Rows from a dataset
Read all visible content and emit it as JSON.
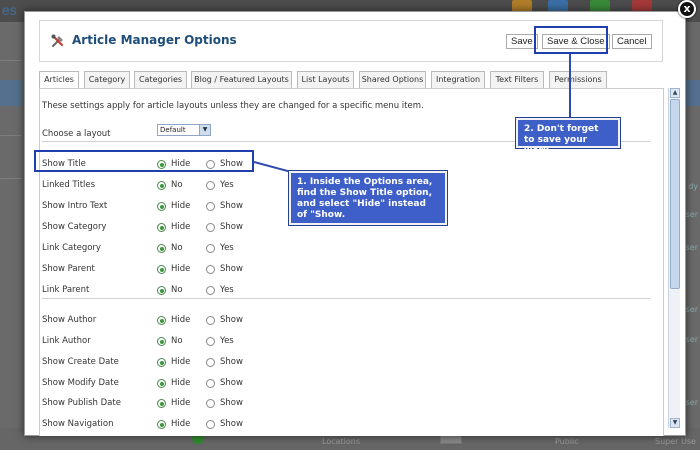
{
  "background": {
    "partial_word": "es",
    "right_text": [
      "dy",
      "ser",
      "ser",
      "ser",
      "ser",
      "ser"
    ],
    "bottom_texts": [
      "Locations",
      "0",
      "Public",
      "Super Use"
    ]
  },
  "modal": {
    "title": "Article Manager Options",
    "close_glyph": "x",
    "toolbar": {
      "save_label": "Save",
      "save_close_label": "Save & Close",
      "cancel_label": "Cancel"
    },
    "tabs": [
      {
        "label": "Articles",
        "active": true
      },
      {
        "label": "Category",
        "active": false
      },
      {
        "label": "Categories",
        "active": false
      },
      {
        "label": "Blog / Featured Layouts",
        "active": false
      },
      {
        "label": "List Layouts",
        "active": false
      },
      {
        "label": "Shared Options",
        "active": false
      },
      {
        "label": "Integration",
        "active": false
      },
      {
        "label": "Text Filters",
        "active": false
      },
      {
        "label": "Permissions",
        "active": false
      }
    ],
    "intro_text": "These settings apply for article layouts unless they are changed for a specific menu item.",
    "layout": {
      "label": "Choose a layout",
      "selected": "Default"
    },
    "options": [
      {
        "label": "Show Title",
        "choices": [
          "Hide",
          "Show"
        ],
        "selected": 0
      },
      {
        "label": "Linked Titles",
        "choices": [
          "No",
          "Yes"
        ],
        "selected": 0
      },
      {
        "label": "Show Intro Text",
        "choices": [
          "Hide",
          "Show"
        ],
        "selected": 0
      },
      {
        "label": "Show Category",
        "choices": [
          "Hide",
          "Show"
        ],
        "selected": 0
      },
      {
        "label": "Link Category",
        "choices": [
          "No",
          "Yes"
        ],
        "selected": 0
      },
      {
        "label": "Show Parent",
        "choices": [
          "Hide",
          "Show"
        ],
        "selected": 0
      },
      {
        "label": "Link Parent",
        "choices": [
          "No",
          "Yes"
        ],
        "selected": 0
      },
      {
        "label": "Show Author",
        "choices": [
          "Hide",
          "Show"
        ],
        "selected": 0
      },
      {
        "label": "Link Author",
        "choices": [
          "No",
          "Yes"
        ],
        "selected": 0
      },
      {
        "label": "Show Create Date",
        "choices": [
          "Hide",
          "Show"
        ],
        "selected": 0
      },
      {
        "label": "Show Modify Date",
        "choices": [
          "Hide",
          "Show"
        ],
        "selected": 0
      },
      {
        "label": "Show Publish Date",
        "choices": [
          "Hide",
          "Show"
        ],
        "selected": 0
      },
      {
        "label": "Show Navigation",
        "choices": [
          "Hide",
          "Show"
        ],
        "selected": 0
      }
    ]
  },
  "callouts": {
    "step1": "1. Inside the Options area, find the Show Title option, and select \"Hide\" instead of \"Show.",
    "step2": "2. Don't forget to save your work."
  },
  "colors": {
    "callout_bg": "#3e5fc7",
    "highlight_border": "#1f3fae",
    "title_color": "#1e4d79",
    "radio_checked": "#3a9a3a"
  }
}
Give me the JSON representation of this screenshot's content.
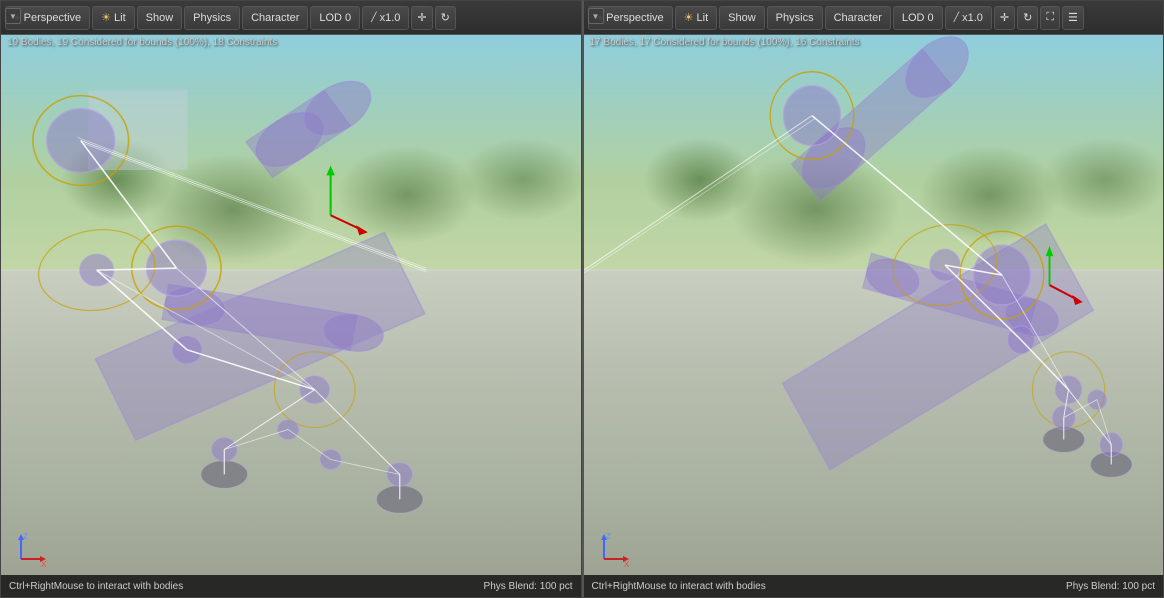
{
  "viewports": [
    {
      "id": "left",
      "dropdown_arrow": "▼",
      "perspective_icon": "●",
      "perspective_label": "Perspective",
      "lit_label": "Lit",
      "show_label": "Show",
      "physics_label": "Physics",
      "character_label": "Character",
      "lod_label": "LOD 0",
      "scale_label": "x1.0",
      "move_icon": "✛",
      "rotate_icon": "↻",
      "info_text": "19 Bodies, 19 Considered for bounds (100%), 18 Constraints",
      "status_left": "Ctrl+RightMouse to interact with bodies",
      "status_right": "Phys Blend: 100 pct",
      "axis_x": "X",
      "axis_y": "Z"
    },
    {
      "id": "right",
      "dropdown_arrow": "▼",
      "perspective_icon": "●",
      "perspective_label": "Perspective",
      "lit_label": "Lit",
      "show_label": "Show",
      "physics_label": "Physics",
      "character_label": "Character",
      "lod_label": "LOD 0",
      "scale_label": "x1.0",
      "move_icon": "✛",
      "rotate_icon": "↻",
      "info_text": "17 Bodies, 17 Considered for bounds (100%), 16 Constraints",
      "status_left": "Ctrl+RightMouse to interact with bodies",
      "status_right": "Phys Blend: 100 pct",
      "axis_x": "X",
      "axis_y": "Z"
    }
  ],
  "icons": {
    "dropdown": "▼",
    "perspective_sphere": "◉",
    "lit_bulb": "☀",
    "eye": "◉",
    "move": "⊕",
    "rotate": "↻",
    "maximize": "⛶",
    "settings": "⚙"
  },
  "colors": {
    "toolbar_bg": "#2d2d2d",
    "toolbar_border": "#555",
    "btn_bg": "#3d3d3d",
    "btn_border": "#555",
    "text_main": "#dddddd",
    "text_dim": "#aaaaaa",
    "status_bg": "rgba(20,20,20,0.85)",
    "physics_yellow": "#d4a000",
    "physics_white": "#ffffff",
    "physics_purple": "rgba(140,120,200,0.5)",
    "axis_x_color": "#cc2222",
    "axis_z_color": "#2222cc"
  }
}
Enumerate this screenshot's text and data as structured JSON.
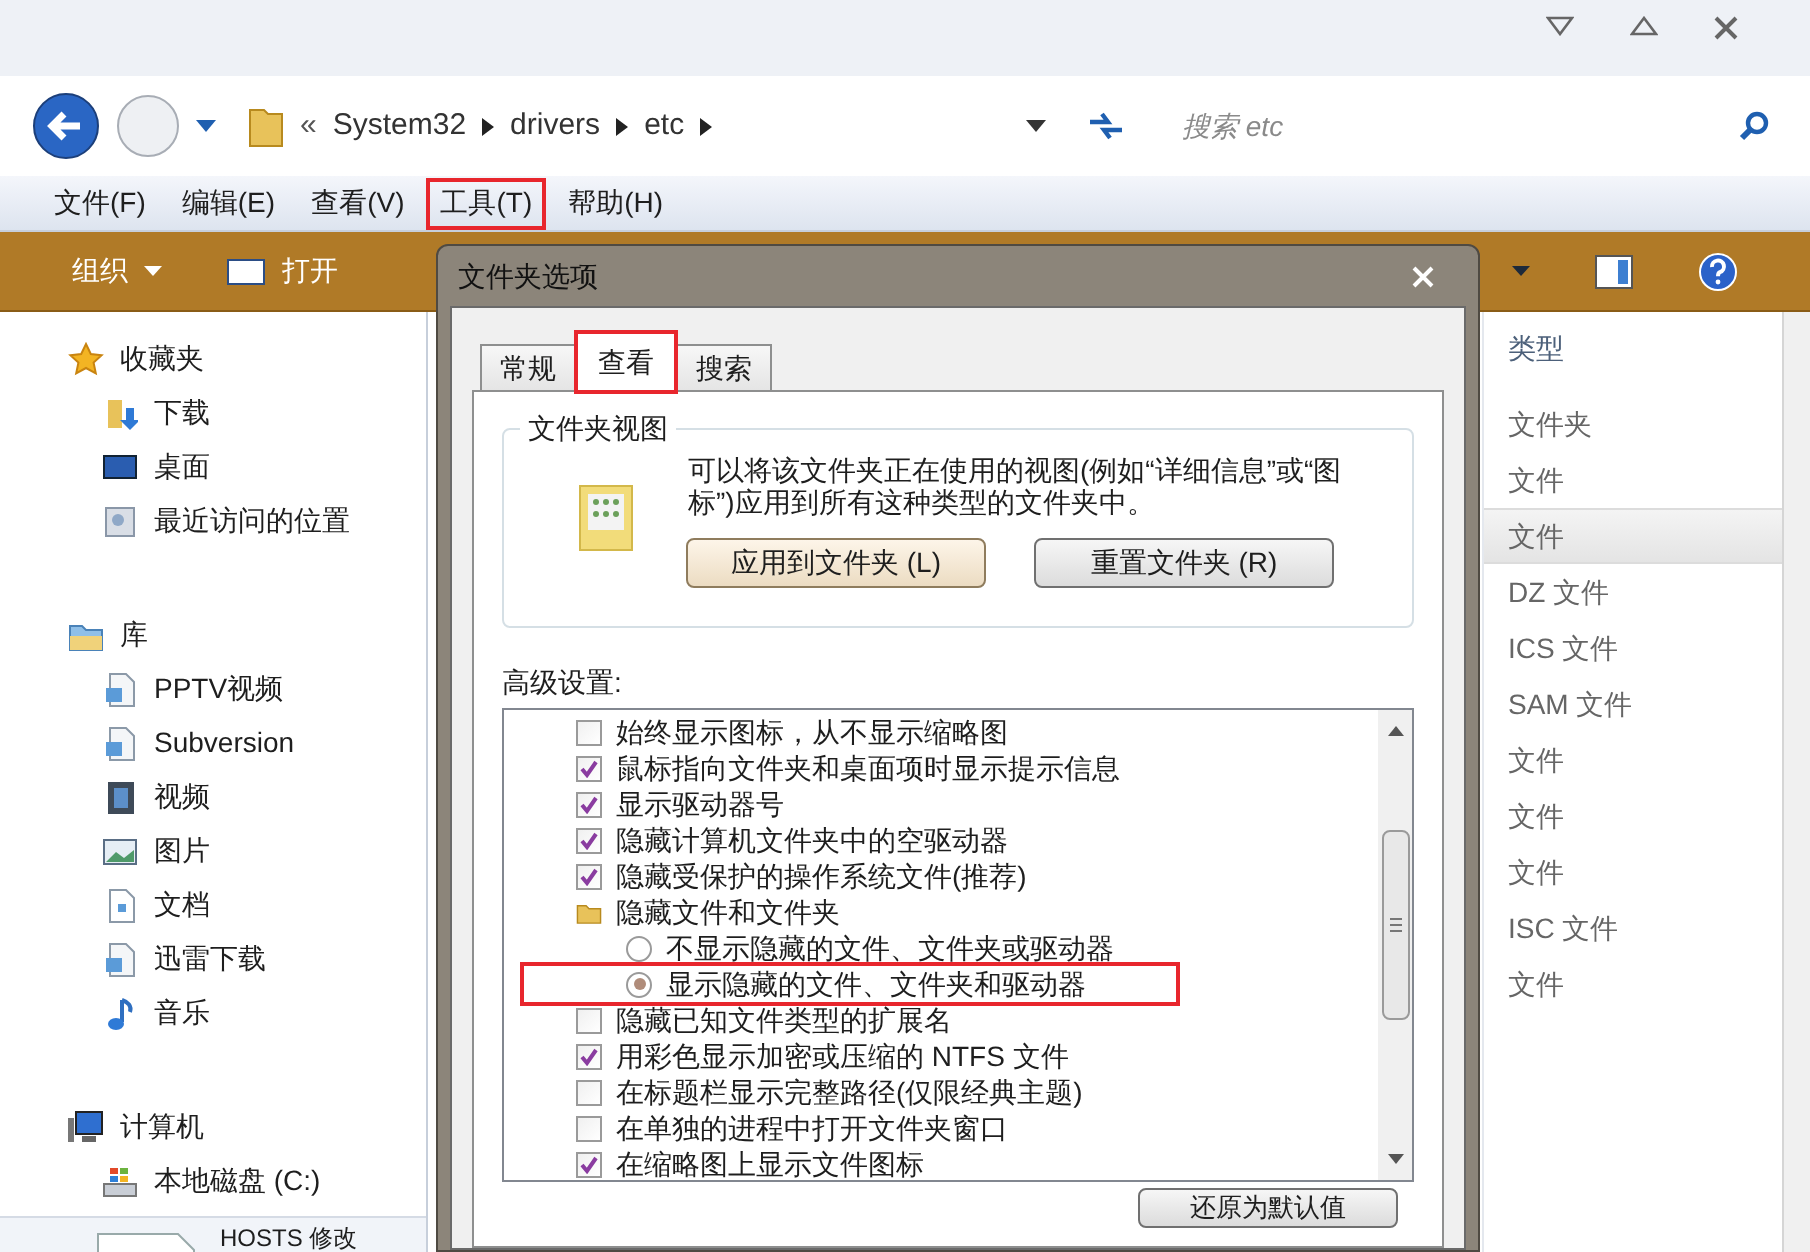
{
  "address_bar": {
    "overflow": "«",
    "path": [
      "System32",
      "drivers",
      "etc"
    ],
    "search": {
      "placeholder": "搜索 etc"
    }
  },
  "menu": [
    {
      "label": "文件(F)",
      "highlighted": false
    },
    {
      "label": "编辑(E)",
      "highlighted": false
    },
    {
      "label": "查看(V)",
      "highlighted": false
    },
    {
      "label": "工具(T)",
      "highlighted": true
    },
    {
      "label": "帮助(H)",
      "highlighted": false
    }
  ],
  "toolbar": {
    "organize": "组织",
    "open": "打开"
  },
  "sidebar": [
    {
      "label": "收藏夹",
      "kind": "star",
      "children": [
        {
          "label": "下载",
          "kind": "download"
        },
        {
          "label": "桌面",
          "kind": "desktop"
        },
        {
          "label": "最近访问的位置",
          "kind": "recent"
        }
      ]
    },
    {
      "label": "库",
      "kind": "library",
      "children": [
        {
          "label": "PPTV视频",
          "kind": "libdoc"
        },
        {
          "label": "Subversion",
          "kind": "libdoc"
        },
        {
          "label": "视频",
          "kind": "film"
        },
        {
          "label": "图片",
          "kind": "picture"
        },
        {
          "label": "文档",
          "kind": "document"
        },
        {
          "label": "迅雷下载",
          "kind": "libdoc"
        },
        {
          "label": "音乐",
          "kind": "music"
        }
      ]
    },
    {
      "label": "计算机",
      "kind": "computer",
      "children": [
        {
          "label": "本地磁盘 (C:)",
          "kind": "drive"
        }
      ]
    }
  ],
  "file_list": {
    "column": "类型",
    "rows": [
      {
        "type": "文件夹",
        "selected": false
      },
      {
        "type": "文件",
        "selected": false
      },
      {
        "type": "文件",
        "selected": true
      },
      {
        "type": "DZ 文件",
        "selected": false
      },
      {
        "type": "ICS 文件",
        "selected": false
      },
      {
        "type": "SAM 文件",
        "selected": false
      },
      {
        "type": "文件",
        "selected": false
      },
      {
        "type": "文件",
        "selected": false
      },
      {
        "type": "文件",
        "selected": false
      },
      {
        "type": "ISC 文件",
        "selected": false
      },
      {
        "type": "文件",
        "selected": false
      }
    ]
  },
  "details": {
    "name": "HOSTS 修改"
  },
  "dialog": {
    "title": "文件夹选项",
    "tabs": [
      {
        "label": "常规",
        "selected": false,
        "highlighted": false
      },
      {
        "label": "查看",
        "selected": true,
        "highlighted": true
      },
      {
        "label": "搜索",
        "selected": false,
        "highlighted": false
      }
    ],
    "folder_views": {
      "legend": "文件夹视图",
      "description": "可以将该文件夹正在使用的视图(例如“详细信息”或“图标”)应用到所有这种类型的文件夹中。",
      "buttons": [
        "应用到文件夹 (L)",
        "重置文件夹 (R)"
      ]
    },
    "advanced": {
      "label": "高级设置:",
      "items": [
        {
          "kind": "checkbox",
          "label": "始终显示图标，从不显示缩略图",
          "checked": false
        },
        {
          "kind": "checkbox",
          "label": "鼠标指向文件夹和桌面项时显示提示信息",
          "checked": true
        },
        {
          "kind": "checkbox",
          "label": "显示驱动器号",
          "checked": true
        },
        {
          "kind": "checkbox",
          "label": "隐藏计算机文件夹中的空驱动器",
          "checked": true
        },
        {
          "kind": "checkbox",
          "label": "隐藏受保护的操作系统文件(推荐)",
          "checked": true
        },
        {
          "kind": "folder",
          "label": "隐藏文件和文件夹",
          "children": [
            {
              "kind": "radio",
              "label": "不显示隐藏的文件、文件夹或驱动器",
              "checked": false,
              "highlighted": false
            },
            {
              "kind": "radio",
              "label": "显示隐藏的文件、文件夹和驱动器",
              "checked": true,
              "highlighted": true
            }
          ]
        },
        {
          "kind": "checkbox",
          "label": "隐藏已知文件类型的扩展名",
          "checked": false
        },
        {
          "kind": "checkbox",
          "label": "用彩色显示加密或压缩的 NTFS 文件",
          "checked": true
        },
        {
          "kind": "checkbox",
          "label": "在标题栏显示完整路径(仅限经典主题)",
          "checked": false
        },
        {
          "kind": "checkbox",
          "label": "在单独的进程中打开文件夹窗口",
          "checked": false
        },
        {
          "kind": "checkbox",
          "label": "在缩略图上显示文件图标",
          "checked": true
        }
      ]
    },
    "restore_button": "还原为默认值"
  }
}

> **Aim**
Pick each line holding the word "Category" out of the data and copy it.

> **Written solution**
        "label": "Category",
        "label": "Show Category",
        "label": "Link Category",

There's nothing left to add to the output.